_Task brief_
Repeat each line exactly, leaving nothing out.

_Dataset extract_
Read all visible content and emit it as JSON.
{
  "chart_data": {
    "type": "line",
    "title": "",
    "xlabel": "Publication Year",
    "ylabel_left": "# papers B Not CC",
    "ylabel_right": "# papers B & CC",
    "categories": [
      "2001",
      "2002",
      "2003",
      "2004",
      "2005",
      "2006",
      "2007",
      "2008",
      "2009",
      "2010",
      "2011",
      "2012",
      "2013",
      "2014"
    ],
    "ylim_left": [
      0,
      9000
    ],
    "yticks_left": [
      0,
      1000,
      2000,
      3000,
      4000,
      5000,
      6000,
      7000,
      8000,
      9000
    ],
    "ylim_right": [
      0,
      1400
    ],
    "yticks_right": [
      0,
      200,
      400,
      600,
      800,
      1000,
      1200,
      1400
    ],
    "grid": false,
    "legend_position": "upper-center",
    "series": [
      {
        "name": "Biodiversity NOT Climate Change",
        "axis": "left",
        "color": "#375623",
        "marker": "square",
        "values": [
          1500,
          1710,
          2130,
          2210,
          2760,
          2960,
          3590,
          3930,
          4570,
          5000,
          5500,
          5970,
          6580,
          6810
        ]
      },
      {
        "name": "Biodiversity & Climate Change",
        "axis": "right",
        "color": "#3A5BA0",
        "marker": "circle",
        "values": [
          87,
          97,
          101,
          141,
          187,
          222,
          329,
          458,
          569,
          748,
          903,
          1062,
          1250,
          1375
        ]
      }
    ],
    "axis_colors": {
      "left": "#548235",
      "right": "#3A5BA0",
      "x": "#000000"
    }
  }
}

_Finished task_
Read all visible content and emit it as JSON.
{
  "chart_data": {
    "type": "line",
    "title": "",
    "xlabel": "Publication Year",
    "ylabel_left": "# papers B Not CC",
    "ylabel_right": "# papers B & CC",
    "categories": [
      "2001",
      "2002",
      "2003",
      "2004",
      "2005",
      "2006",
      "2007",
      "2008",
      "2009",
      "2010",
      "2011",
      "2012",
      "2013",
      "2014"
    ],
    "ylim_left": [
      0,
      9000
    ],
    "yticks_left": [
      0,
      1000,
      2000,
      3000,
      4000,
      5000,
      6000,
      7000,
      8000,
      9000
    ],
    "ylim_right": [
      0,
      1400
    ],
    "yticks_right": [
      0,
      200,
      400,
      600,
      800,
      1000,
      1200,
      1400
    ],
    "grid": false,
    "legend_position": "upper-center",
    "series": [
      {
        "name": "Biodiversity NOT Climate Change",
        "axis": "left",
        "color": "#375623",
        "marker": "square",
        "values": [
          1500,
          1710,
          2130,
          2210,
          2760,
          2960,
          3590,
          3930,
          4570,
          5000,
          5500,
          5970,
          6580,
          6810
        ]
      },
      {
        "name": "Biodiversity & Climate Change",
        "axis": "right",
        "color": "#3A5BA0",
        "marker": "circle",
        "values": [
          87,
          97,
          101,
          141,
          187,
          222,
          329,
          458,
          569,
          748,
          903,
          1062,
          1250,
          1375
        ]
      }
    ],
    "axis_colors": {
      "left": "#548235",
      "right": "#3A5BA0",
      "x": "#000000"
    }
  }
}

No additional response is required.